### [AIM]
Only the pictures are to be left out; set down the rest of the records exactly.

┏━━

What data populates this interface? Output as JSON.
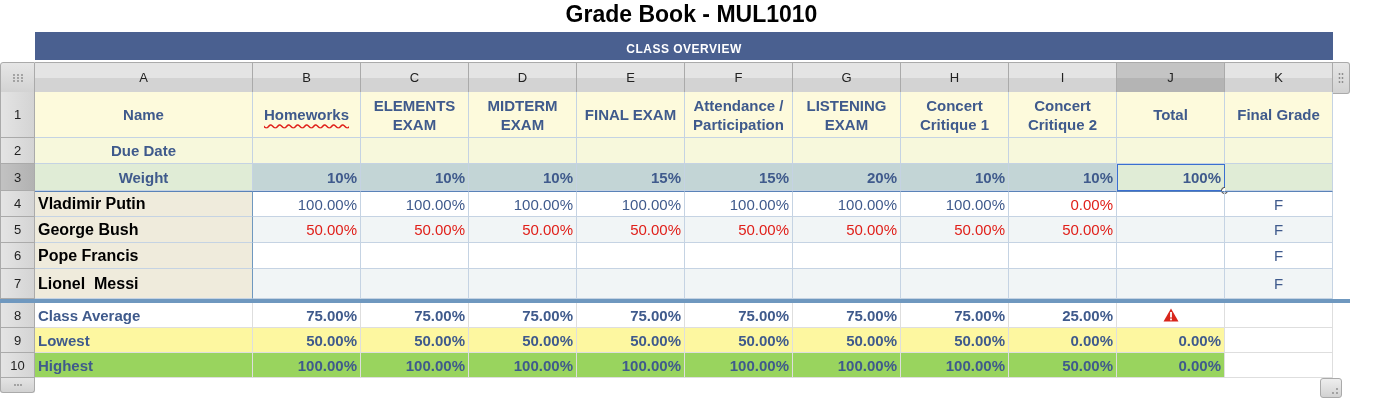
{
  "title": "Grade Book - MUL1010",
  "table": {
    "banner": "CLASS OVERVIEW",
    "column_letters": [
      {
        "label": "A",
        "selected": false
      },
      {
        "label": "B",
        "selected": false
      },
      {
        "label": "C",
        "selected": false
      },
      {
        "label": "D",
        "selected": false
      },
      {
        "label": "E",
        "selected": false
      },
      {
        "label": "F",
        "selected": false
      },
      {
        "label": "G",
        "selected": false
      },
      {
        "label": "H",
        "selected": false
      },
      {
        "label": "I",
        "selected": false
      },
      {
        "label": "J",
        "selected": true
      },
      {
        "label": "K",
        "selected": false
      }
    ],
    "row_numbers": [
      {
        "label": "1",
        "selected": false
      },
      {
        "label": "2",
        "selected": false
      },
      {
        "label": "3",
        "selected": true
      },
      {
        "label": "4",
        "selected": false
      },
      {
        "label": "5",
        "selected": false
      },
      {
        "label": "6",
        "selected": false
      },
      {
        "label": "7",
        "selected": false
      },
      {
        "label": "8",
        "selected": false
      },
      {
        "label": "9",
        "selected": false
      },
      {
        "label": "10",
        "selected": false
      }
    ],
    "headers": [
      {
        "label": "Name",
        "misspelled": false
      },
      {
        "label": "Homeworks",
        "misspelled": true
      },
      {
        "label": "ELEMENTS EXAM",
        "misspelled": false
      },
      {
        "label": "MIDTERM EXAM",
        "misspelled": false
      },
      {
        "label": "FINAL EXAM",
        "misspelled": false
      },
      {
        "label": "Attendance / Participation",
        "misspelled": false
      },
      {
        "label": "LISTENING EXAM",
        "misspelled": false
      },
      {
        "label": "Concert Critique 1",
        "misspelled": false
      },
      {
        "label": "Concert Critique 2",
        "misspelled": false
      },
      {
        "label": "Total",
        "misspelled": false
      },
      {
        "label": "Final Grade",
        "misspelled": false
      }
    ],
    "due_date_label": "Due Date",
    "weight": {
      "label": "Weight",
      "values": [
        "10%",
        "10%",
        "10%",
        "15%",
        "15%",
        "20%",
        "10%",
        "10%"
      ],
      "total": {
        "value": "100%",
        "selected": true
      }
    },
    "students": [
      {
        "name": "Vladimir Putin",
        "scores": [
          {
            "value": "100.00%",
            "failing": false
          },
          {
            "value": "100.00%",
            "failing": false
          },
          {
            "value": "100.00%",
            "failing": false
          },
          {
            "value": "100.00%",
            "failing": false
          },
          {
            "value": "100.00%",
            "failing": false
          },
          {
            "value": "100.00%",
            "failing": false
          },
          {
            "value": "100.00%",
            "failing": false
          },
          {
            "value": "0.00%",
            "failing": true
          }
        ],
        "final_grade": "F"
      },
      {
        "name": "George Bush",
        "scores": [
          {
            "value": "50.00%",
            "failing": true
          },
          {
            "value": "50.00%",
            "failing": true
          },
          {
            "value": "50.00%",
            "failing": true
          },
          {
            "value": "50.00%",
            "failing": true
          },
          {
            "value": "50.00%",
            "failing": true
          },
          {
            "value": "50.00%",
            "failing": true
          },
          {
            "value": "50.00%",
            "failing": true
          },
          {
            "value": "50.00%",
            "failing": true
          }
        ],
        "final_grade": "F"
      },
      {
        "name": "Pope Francis",
        "final_grade": "F"
      },
      {
        "name": "Lionel  Messi",
        "final_grade": "F"
      }
    ],
    "summary": [
      {
        "kind": "average",
        "label": "Class Average",
        "values": [
          "75.00%",
          "75.00%",
          "75.00%",
          "75.00%",
          "75.00%",
          "75.00%",
          "75.00%",
          "25.00%"
        ],
        "total_warning": true
      },
      {
        "kind": "lowest",
        "label": "Lowest",
        "values": [
          "50.00%",
          "50.00%",
          "50.00%",
          "50.00%",
          "50.00%",
          "50.00%",
          "50.00%",
          "0.00%"
        ],
        "total": "0.00%"
      },
      {
        "kind": "highest",
        "label": "Highest",
        "values": [
          "100.00%",
          "100.00%",
          "100.00%",
          "100.00%",
          "100.00%",
          "100.00%",
          "100.00%",
          "50.00%"
        ],
        "total": "0.00%"
      }
    ]
  }
}
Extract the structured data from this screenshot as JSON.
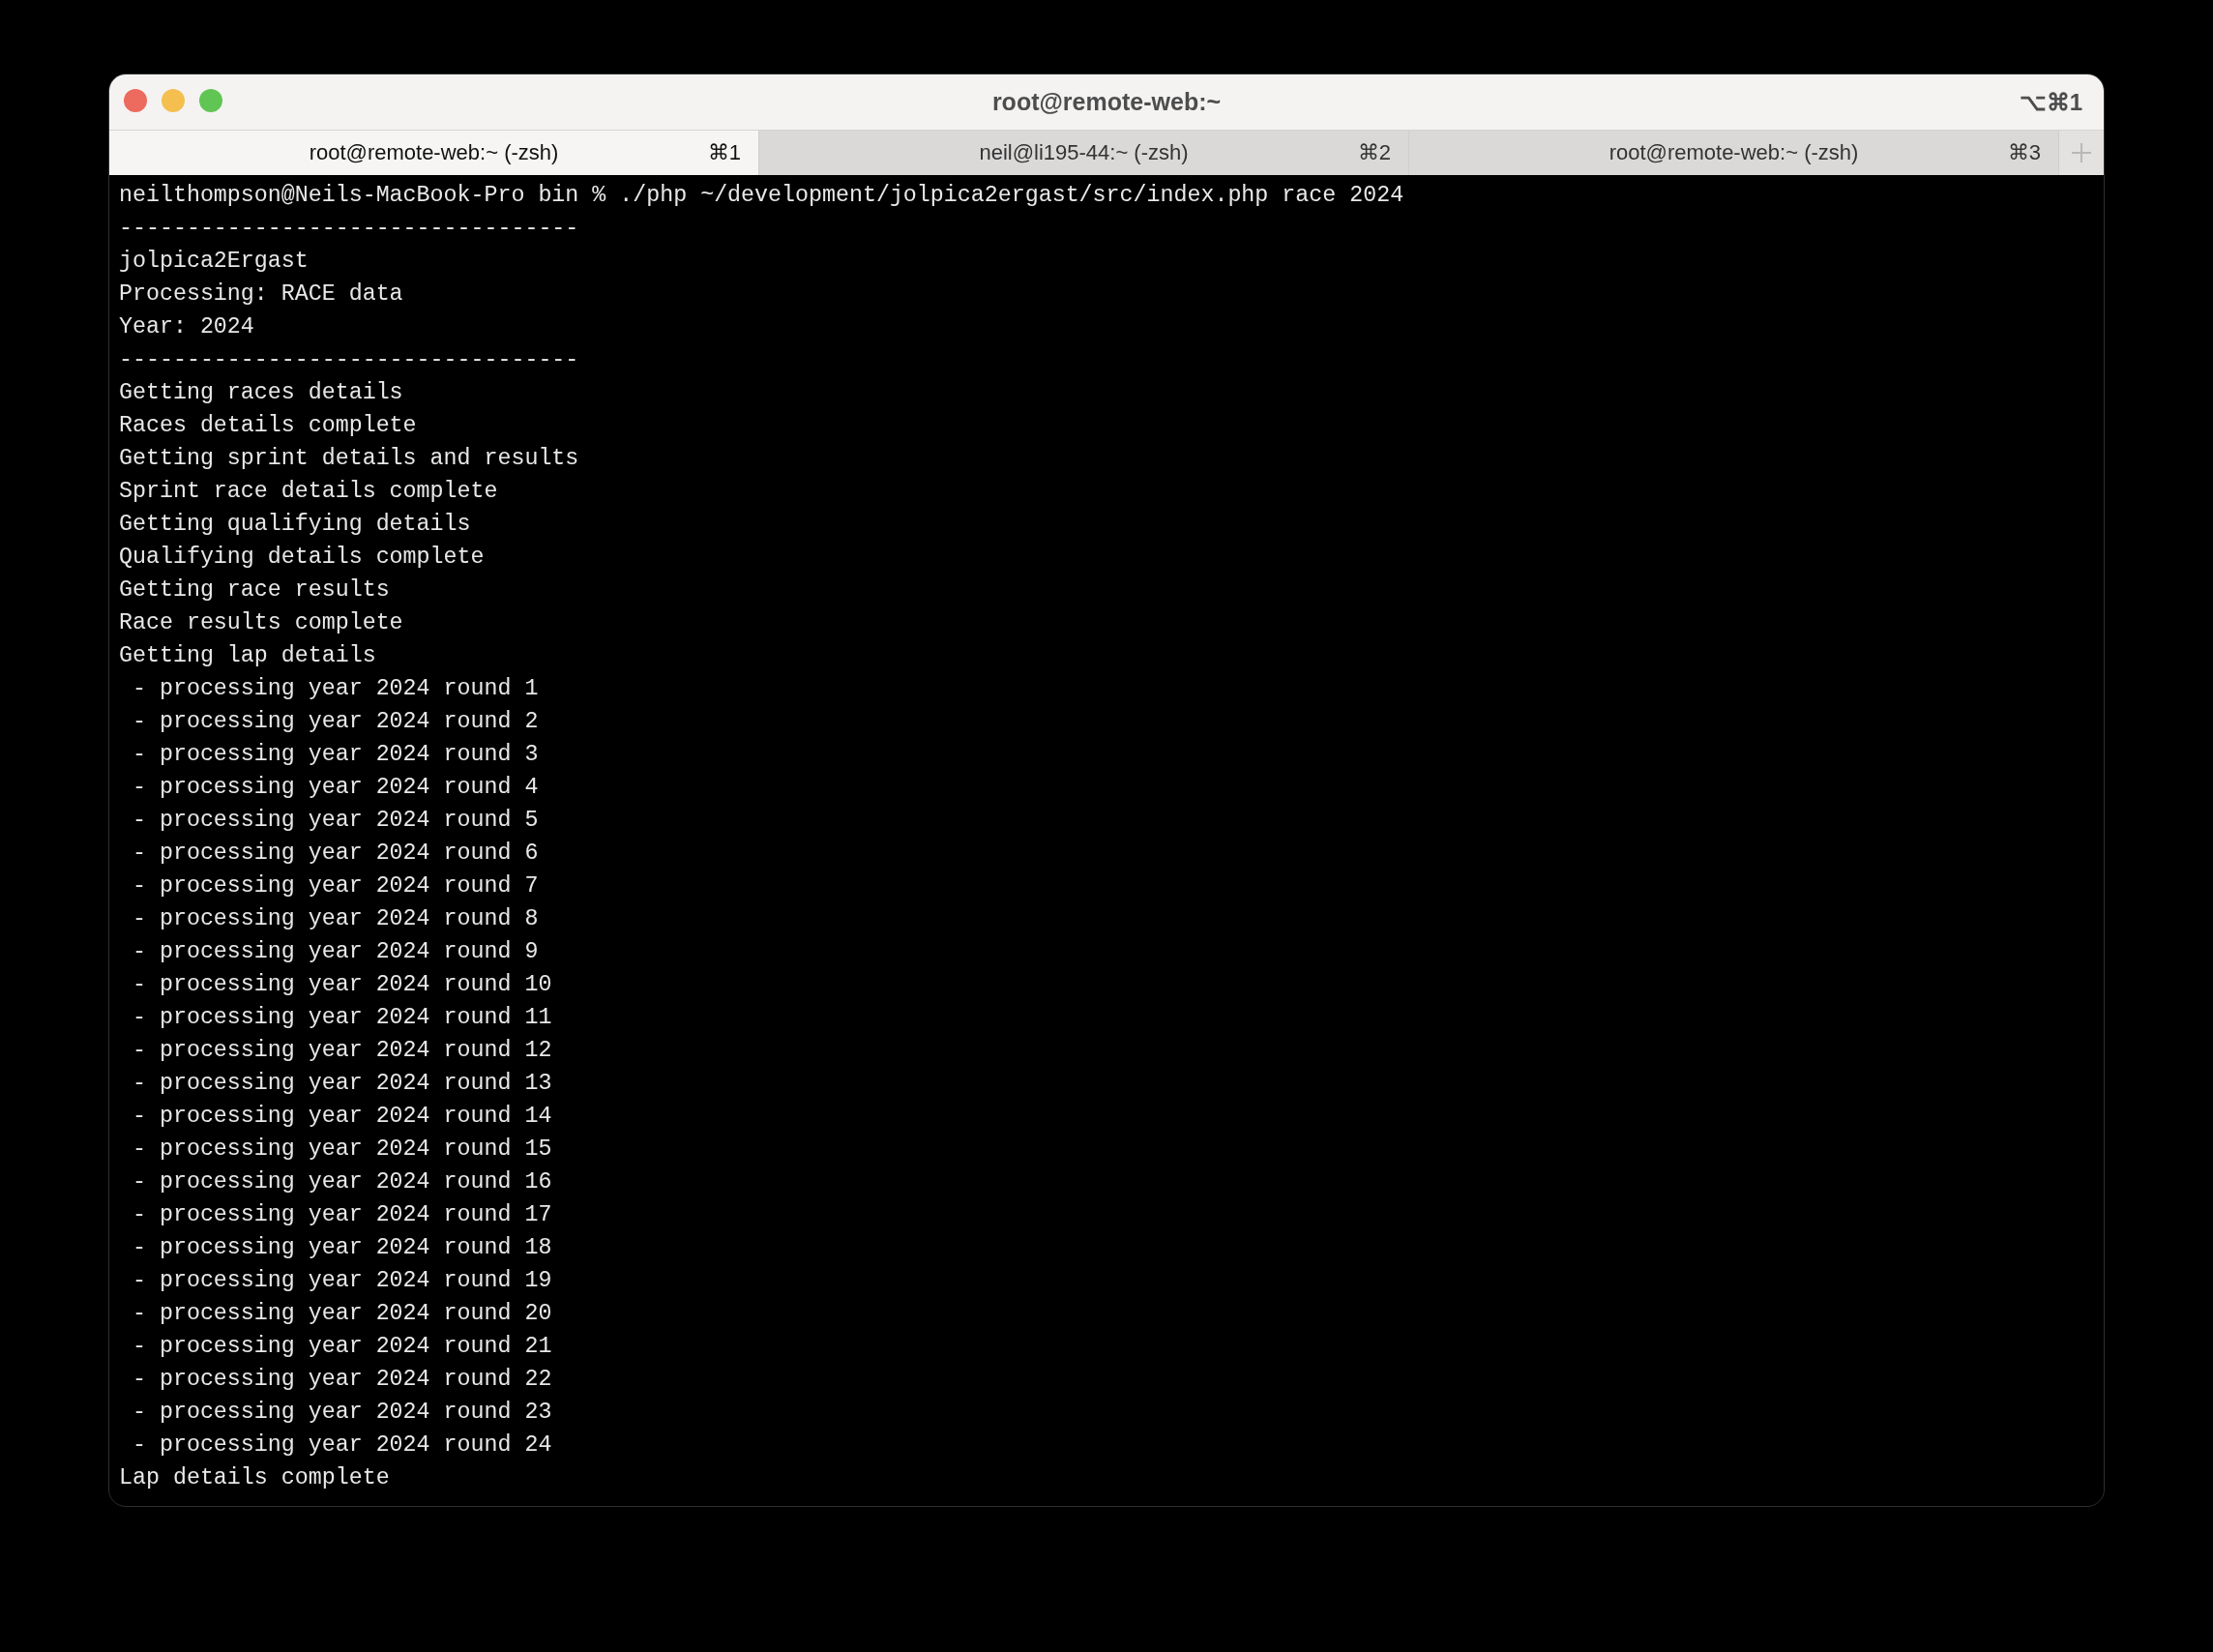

┗━━

### [EXPECTED ANSWER]
What data populates this interface? Output as JSON.
{
  "title": "Grade Book - MUL1010",
  "table": {
    "banner": "CLASS OVERVIEW",
    "column_letters": [
      {
        "label": "A",
        "selected": false
      },
      {
        "label": "B",
        "selected": false
      },
      {
        "label": "C",
        "selected": false
      },
      {
        "label": "D",
        "selected": false
      },
      {
        "label": "E",
        "selected": false
      },
      {
        "label": "F",
        "selected": false
      },
      {
        "label": "G",
        "selected": false
      },
      {
        "label": "H",
        "selected": false
      },
      {
        "label": "I",
        "selected": false
      },
      {
        "label": "J",
        "selected": true
      },
      {
        "label": "K",
        "selected": false
      }
    ],
    "row_numbers": [
      {
        "label": "1",
        "selected": false
      },
      {
        "label": "2",
        "selected": false
      },
      {
        "label": "3",
        "selected": true
      },
      {
        "label": "4",
        "selected": false
      },
      {
        "label": "5",
        "selected": false
      },
      {
        "label": "6",
        "selected": false
      },
      {
        "label": "7",
        "selected": false
      },
      {
        "label": "8",
        "selected": false
      },
      {
        "label": "9",
        "selected": false
      },
      {
        "label": "10",
        "selected": false
      }
    ],
    "headers": [
      {
        "label": "Name",
        "misspelled": false
      },
      {
        "label": "Homeworks",
        "misspelled": true
      },
      {
        "label": "ELEMENTS EXAM",
        "misspelled": false
      },
      {
        "label": "MIDTERM EXAM",
        "misspelled": false
      },
      {
        "label": "FINAL EXAM",
        "misspelled": false
      },
      {
        "label": "Attendance / Participation",
        "misspelled": false
      },
      {
        "label": "LISTENING EXAM",
        "misspelled": false
      },
      {
        "label": "Concert Critique 1",
        "misspelled": false
      },
      {
        "label": "Concert Critique 2",
        "misspelled": false
      },
      {
        "label": "Total",
        "misspelled": false
      },
      {
        "label": "Final Grade",
        "misspelled": false
      }
    ],
    "due_date_label": "Due Date",
    "weight": {
      "label": "Weight",
      "values": [
        "10%",
        "10%",
        "10%",
        "15%",
        "15%",
        "20%",
        "10%",
        "10%"
      ],
      "total": {
        "value": "100%",
        "selected": true
      }
    },
    "students": [
      {
        "name": "Vladimir Putin",
        "scores": [
          {
            "value": "100.00%",
            "failing": false
          },
          {
            "value": "100.00%",
            "failing": false
          },
          {
            "value": "100.00%",
            "failing": false
          },
          {
            "value": "100.00%",
            "failing": false
          },
          {
            "value": "100.00%",
            "failing": false
          },
          {
            "value": "100.00%",
            "failing": false
          },
          {
            "value": "100.00%",
            "failing": false
          },
          {
            "value": "0.00%",
            "failing": true
          }
        ],
        "final_grade": "F"
      },
      {
        "name": "George Bush",
        "scores": [
          {
            "value": "50.00%",
            "failing": true
          },
          {
            "value": "50.00%",
            "failing": true
          },
          {
            "value": "50.00%",
            "failing": true
          },
          {
            "value": "50.00%",
            "failing": true
          },
          {
            "value": "50.00%",
            "failing": true
          },
          {
            "value": "50.00%",
            "failing": true
          },
          {
            "value": "50.00%",
            "failing": true
          },
          {
            "value": "50.00%",
            "failing": true
          }
        ],
        "final_grade": "F"
      },
      {
        "name": "Pope Francis",
        "final_grade": "F"
      },
      {
        "name": "Lionel  Messi",
        "final_grade": "F"
      }
    ],
    "summary": [
      {
        "kind": "average",
        "label": "Class Average",
        "values": [
          "75.00%",
          "75.00%",
          "75.00%",
          "75.00%",
          "75.00%",
          "75.00%",
          "75.00%",
          "25.00%"
        ],
        "total_warning": true
      },
      {
        "kind": "lowest",
        "label": "Lowest",
        "values": [
          "50.00%",
          "50.00%",
          "50.00%",
          "50.00%",
          "50.00%",
          "50.00%",
          "50.00%",
          "0.00%"
        ],
        "total": "0.00%"
      },
      {
        "kind": "highest",
        "label": "Highest",
        "values": [
          "100.00%",
          "100.00%",
          "100.00%",
          "100.00%",
          "100.00%",
          "100.00%",
          "100.00%",
          "50.00%"
        ],
        "total": "0.00%"
      }
    ]
  }
}
Extract the structured data from this screenshot as JSON.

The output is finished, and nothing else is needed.